(Set problem) Scan each line of the records for the word "name" and extract the ones that have it.

(Data shown)
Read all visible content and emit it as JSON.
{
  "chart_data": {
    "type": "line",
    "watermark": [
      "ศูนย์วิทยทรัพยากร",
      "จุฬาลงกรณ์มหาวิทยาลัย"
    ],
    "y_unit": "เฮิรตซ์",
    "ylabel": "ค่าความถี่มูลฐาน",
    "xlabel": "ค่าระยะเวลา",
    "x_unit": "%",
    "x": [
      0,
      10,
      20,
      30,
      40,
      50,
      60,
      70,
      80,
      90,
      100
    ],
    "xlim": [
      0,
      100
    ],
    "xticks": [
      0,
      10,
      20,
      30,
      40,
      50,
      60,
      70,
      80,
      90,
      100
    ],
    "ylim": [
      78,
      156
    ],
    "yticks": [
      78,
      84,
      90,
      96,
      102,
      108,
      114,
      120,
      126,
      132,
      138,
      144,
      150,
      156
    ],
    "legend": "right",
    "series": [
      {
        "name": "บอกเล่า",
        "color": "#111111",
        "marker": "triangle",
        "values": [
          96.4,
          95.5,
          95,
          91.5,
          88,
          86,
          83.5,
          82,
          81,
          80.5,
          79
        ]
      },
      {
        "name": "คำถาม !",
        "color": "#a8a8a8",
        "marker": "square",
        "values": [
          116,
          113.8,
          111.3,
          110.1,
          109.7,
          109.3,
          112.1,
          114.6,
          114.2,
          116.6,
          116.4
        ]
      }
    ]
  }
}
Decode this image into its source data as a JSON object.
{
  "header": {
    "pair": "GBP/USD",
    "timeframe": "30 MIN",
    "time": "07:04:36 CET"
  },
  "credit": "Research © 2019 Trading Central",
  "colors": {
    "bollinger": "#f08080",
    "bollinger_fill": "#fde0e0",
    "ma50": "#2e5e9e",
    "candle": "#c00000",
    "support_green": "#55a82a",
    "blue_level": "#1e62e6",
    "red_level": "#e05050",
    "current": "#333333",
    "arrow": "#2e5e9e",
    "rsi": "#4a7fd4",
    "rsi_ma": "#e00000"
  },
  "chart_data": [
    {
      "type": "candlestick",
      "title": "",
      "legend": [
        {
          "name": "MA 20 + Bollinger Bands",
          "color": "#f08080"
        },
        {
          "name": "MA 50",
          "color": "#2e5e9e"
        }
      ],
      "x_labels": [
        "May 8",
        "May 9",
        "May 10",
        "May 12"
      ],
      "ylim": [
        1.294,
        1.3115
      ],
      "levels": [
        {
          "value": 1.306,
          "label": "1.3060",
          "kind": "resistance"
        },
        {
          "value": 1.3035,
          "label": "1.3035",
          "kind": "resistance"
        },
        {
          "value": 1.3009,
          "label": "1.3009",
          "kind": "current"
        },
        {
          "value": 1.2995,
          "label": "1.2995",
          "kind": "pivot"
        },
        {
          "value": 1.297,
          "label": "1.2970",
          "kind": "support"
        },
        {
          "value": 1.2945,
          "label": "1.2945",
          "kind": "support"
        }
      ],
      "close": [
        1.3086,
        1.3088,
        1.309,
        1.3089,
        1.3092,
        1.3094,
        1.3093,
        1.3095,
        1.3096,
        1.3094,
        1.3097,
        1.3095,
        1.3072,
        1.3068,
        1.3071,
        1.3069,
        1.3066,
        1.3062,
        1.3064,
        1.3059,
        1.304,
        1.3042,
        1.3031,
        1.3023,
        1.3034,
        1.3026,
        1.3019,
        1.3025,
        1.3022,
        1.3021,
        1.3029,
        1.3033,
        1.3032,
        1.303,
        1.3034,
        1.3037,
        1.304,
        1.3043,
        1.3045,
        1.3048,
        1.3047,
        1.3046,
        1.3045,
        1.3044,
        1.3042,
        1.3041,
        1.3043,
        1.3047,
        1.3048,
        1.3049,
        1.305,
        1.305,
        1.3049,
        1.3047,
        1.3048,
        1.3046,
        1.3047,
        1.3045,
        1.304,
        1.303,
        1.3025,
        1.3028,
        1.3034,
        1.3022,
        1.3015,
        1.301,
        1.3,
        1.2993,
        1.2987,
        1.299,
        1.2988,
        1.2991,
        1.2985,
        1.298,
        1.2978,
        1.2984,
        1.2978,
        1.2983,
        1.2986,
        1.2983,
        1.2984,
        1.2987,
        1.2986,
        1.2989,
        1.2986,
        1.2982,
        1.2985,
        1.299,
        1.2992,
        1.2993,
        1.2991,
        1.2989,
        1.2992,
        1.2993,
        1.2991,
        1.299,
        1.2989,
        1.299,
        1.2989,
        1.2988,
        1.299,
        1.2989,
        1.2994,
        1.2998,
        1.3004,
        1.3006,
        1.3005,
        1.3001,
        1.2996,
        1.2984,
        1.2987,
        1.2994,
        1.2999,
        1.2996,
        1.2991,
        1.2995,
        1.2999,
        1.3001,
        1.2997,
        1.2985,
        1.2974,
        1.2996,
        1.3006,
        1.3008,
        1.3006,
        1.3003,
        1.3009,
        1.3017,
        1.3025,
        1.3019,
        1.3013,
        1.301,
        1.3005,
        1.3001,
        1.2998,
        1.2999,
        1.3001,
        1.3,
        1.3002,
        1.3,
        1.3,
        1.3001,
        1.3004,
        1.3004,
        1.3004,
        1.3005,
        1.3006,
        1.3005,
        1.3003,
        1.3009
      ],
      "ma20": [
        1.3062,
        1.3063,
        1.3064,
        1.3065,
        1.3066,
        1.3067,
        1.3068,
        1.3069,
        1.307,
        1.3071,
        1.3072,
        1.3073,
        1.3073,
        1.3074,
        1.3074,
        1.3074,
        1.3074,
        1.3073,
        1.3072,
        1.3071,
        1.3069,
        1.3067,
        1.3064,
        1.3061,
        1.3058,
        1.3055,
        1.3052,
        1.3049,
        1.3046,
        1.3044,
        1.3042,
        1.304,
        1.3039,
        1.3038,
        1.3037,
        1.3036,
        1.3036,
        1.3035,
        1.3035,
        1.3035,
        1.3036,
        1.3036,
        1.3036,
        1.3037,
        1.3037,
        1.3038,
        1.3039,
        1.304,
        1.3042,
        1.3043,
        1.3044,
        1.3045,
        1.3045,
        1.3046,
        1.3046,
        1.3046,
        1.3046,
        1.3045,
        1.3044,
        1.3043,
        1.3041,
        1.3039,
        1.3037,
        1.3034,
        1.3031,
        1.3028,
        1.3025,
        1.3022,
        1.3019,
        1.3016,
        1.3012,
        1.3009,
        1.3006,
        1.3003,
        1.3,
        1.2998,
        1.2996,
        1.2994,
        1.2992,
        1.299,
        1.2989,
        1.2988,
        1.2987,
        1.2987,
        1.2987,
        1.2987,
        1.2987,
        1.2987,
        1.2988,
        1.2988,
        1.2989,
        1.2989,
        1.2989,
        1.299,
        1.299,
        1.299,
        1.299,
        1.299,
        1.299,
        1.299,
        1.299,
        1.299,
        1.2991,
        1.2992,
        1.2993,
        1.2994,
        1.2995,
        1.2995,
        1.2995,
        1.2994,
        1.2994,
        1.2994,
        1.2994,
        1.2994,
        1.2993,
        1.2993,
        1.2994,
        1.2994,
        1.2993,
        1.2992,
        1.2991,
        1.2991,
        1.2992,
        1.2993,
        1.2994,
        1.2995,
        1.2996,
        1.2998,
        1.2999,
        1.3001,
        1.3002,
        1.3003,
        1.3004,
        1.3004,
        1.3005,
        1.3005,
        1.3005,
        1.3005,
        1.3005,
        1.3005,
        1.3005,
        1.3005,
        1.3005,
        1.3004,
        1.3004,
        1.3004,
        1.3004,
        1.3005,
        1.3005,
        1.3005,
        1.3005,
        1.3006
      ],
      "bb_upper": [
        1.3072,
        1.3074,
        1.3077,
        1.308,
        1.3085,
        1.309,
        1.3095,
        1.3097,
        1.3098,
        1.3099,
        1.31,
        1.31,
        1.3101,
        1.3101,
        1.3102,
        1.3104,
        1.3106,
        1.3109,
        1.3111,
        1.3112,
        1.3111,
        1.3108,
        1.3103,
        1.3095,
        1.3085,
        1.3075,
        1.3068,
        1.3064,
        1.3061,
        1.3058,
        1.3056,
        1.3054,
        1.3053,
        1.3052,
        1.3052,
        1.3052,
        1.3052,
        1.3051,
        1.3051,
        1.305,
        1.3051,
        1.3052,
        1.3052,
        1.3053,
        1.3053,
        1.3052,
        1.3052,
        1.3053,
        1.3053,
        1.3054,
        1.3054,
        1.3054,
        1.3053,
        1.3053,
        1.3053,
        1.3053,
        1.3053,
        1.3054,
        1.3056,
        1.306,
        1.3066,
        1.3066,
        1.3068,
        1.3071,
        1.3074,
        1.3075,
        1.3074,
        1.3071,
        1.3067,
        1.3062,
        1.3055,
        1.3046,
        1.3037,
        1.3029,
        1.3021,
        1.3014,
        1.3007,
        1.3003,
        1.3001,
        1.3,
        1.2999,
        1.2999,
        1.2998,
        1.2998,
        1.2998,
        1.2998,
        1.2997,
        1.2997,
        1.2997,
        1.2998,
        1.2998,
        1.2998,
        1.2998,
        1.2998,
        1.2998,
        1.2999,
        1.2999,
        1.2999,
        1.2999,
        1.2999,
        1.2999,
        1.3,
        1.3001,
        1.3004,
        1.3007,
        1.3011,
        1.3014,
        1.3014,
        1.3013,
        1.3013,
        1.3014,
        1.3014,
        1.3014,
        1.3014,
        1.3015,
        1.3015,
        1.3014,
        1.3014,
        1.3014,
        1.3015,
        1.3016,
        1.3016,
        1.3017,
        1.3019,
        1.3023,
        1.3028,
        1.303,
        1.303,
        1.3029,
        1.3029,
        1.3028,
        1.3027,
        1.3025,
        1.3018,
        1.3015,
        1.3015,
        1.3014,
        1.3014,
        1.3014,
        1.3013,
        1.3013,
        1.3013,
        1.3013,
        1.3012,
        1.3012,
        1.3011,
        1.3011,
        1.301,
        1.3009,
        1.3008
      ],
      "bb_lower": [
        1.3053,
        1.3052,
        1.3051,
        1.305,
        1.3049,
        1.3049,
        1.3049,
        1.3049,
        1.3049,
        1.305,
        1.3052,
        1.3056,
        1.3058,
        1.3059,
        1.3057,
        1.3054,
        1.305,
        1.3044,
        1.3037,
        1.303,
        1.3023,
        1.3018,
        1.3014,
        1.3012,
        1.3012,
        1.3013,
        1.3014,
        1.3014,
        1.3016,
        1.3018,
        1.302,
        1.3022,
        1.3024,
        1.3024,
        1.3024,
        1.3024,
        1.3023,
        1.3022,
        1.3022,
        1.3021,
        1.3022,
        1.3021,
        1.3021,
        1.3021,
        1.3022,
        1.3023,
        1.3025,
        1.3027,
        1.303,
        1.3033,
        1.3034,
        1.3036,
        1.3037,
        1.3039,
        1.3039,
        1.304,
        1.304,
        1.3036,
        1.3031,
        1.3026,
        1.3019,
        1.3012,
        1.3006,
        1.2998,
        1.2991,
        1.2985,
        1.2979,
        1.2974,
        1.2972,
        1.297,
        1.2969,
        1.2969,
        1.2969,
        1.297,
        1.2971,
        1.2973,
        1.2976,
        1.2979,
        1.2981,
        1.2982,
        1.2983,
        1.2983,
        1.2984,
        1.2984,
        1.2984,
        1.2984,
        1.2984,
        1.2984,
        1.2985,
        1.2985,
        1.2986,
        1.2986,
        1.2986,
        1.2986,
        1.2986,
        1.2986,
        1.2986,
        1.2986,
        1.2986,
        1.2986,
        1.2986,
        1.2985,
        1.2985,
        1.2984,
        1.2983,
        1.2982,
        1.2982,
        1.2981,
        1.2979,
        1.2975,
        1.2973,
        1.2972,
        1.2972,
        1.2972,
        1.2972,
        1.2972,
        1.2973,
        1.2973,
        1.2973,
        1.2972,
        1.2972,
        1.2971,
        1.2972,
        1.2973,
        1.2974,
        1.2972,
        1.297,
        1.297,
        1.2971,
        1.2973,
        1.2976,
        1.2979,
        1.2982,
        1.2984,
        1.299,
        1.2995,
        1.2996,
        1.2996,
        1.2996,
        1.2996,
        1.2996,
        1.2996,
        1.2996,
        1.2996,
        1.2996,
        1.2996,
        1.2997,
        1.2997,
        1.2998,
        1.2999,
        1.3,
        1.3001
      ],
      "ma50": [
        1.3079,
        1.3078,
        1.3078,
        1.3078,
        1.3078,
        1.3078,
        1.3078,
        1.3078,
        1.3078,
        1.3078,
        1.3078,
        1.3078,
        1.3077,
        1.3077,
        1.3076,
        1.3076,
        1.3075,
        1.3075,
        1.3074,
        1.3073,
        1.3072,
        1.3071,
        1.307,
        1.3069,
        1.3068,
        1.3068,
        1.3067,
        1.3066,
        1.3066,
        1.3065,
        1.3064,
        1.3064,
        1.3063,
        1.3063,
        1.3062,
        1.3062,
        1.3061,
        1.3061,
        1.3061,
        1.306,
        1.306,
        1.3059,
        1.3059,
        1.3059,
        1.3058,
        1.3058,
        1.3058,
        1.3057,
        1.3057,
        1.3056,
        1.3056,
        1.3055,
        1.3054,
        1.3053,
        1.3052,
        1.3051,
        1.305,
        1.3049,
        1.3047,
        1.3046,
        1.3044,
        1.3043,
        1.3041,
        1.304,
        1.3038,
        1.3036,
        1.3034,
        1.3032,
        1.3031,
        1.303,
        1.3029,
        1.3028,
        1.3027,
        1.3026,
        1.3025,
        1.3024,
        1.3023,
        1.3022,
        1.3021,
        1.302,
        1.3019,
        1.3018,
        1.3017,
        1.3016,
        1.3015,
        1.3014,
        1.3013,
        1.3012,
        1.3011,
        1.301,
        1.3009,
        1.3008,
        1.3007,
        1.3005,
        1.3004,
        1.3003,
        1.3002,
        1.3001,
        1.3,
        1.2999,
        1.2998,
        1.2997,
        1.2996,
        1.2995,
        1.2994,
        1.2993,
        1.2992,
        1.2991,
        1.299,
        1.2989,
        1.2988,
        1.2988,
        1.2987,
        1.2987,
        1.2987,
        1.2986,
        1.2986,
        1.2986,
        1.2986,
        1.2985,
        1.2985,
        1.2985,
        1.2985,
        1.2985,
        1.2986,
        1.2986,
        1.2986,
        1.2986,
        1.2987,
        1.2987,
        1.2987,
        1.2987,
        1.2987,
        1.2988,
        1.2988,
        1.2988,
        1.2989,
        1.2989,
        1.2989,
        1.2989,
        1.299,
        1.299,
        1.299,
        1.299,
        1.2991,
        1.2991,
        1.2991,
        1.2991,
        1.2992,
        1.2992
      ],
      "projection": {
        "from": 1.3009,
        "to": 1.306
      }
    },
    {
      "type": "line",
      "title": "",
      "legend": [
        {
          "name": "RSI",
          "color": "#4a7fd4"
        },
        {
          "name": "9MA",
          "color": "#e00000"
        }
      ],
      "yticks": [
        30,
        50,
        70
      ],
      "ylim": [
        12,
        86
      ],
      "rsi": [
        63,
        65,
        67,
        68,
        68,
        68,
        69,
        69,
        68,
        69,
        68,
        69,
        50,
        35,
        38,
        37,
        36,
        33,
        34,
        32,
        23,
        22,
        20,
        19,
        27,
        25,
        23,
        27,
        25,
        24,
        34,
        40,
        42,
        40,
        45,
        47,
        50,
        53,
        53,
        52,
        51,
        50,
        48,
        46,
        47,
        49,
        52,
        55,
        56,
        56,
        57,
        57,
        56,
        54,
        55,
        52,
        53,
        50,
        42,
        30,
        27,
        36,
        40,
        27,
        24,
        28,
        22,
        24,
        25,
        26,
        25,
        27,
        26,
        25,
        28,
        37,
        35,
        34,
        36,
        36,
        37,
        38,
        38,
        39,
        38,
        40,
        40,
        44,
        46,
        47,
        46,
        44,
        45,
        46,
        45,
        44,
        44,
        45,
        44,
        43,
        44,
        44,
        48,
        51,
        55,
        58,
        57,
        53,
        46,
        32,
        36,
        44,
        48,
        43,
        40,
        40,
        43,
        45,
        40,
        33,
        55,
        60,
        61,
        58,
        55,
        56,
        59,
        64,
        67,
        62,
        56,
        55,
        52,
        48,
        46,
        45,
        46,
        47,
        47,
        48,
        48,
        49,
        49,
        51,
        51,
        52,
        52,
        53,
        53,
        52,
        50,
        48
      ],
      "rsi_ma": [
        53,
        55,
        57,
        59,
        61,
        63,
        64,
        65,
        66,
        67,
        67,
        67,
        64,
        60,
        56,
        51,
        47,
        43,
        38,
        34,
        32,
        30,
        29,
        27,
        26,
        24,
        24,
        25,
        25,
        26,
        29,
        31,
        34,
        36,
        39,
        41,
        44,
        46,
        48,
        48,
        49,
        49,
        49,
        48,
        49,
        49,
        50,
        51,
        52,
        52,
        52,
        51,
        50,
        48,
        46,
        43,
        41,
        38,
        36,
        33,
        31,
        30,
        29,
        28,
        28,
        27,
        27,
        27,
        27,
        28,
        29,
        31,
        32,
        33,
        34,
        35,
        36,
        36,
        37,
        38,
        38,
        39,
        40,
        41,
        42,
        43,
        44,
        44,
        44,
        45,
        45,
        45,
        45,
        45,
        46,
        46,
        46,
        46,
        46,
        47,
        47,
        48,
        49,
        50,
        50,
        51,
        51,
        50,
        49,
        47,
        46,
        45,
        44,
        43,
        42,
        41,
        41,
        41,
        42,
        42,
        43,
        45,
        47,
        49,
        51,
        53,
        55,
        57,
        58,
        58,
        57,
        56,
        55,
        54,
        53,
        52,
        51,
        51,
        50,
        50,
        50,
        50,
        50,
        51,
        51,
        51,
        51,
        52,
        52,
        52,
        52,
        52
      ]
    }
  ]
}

(Task solution)
        "name": "บอกเล่า",
        "name": "คำถาม !",
          "name": "MA 20 + Bollinger Bands",
          "name": "MA 50",
          "name": "RSI",
          "name": "9MA",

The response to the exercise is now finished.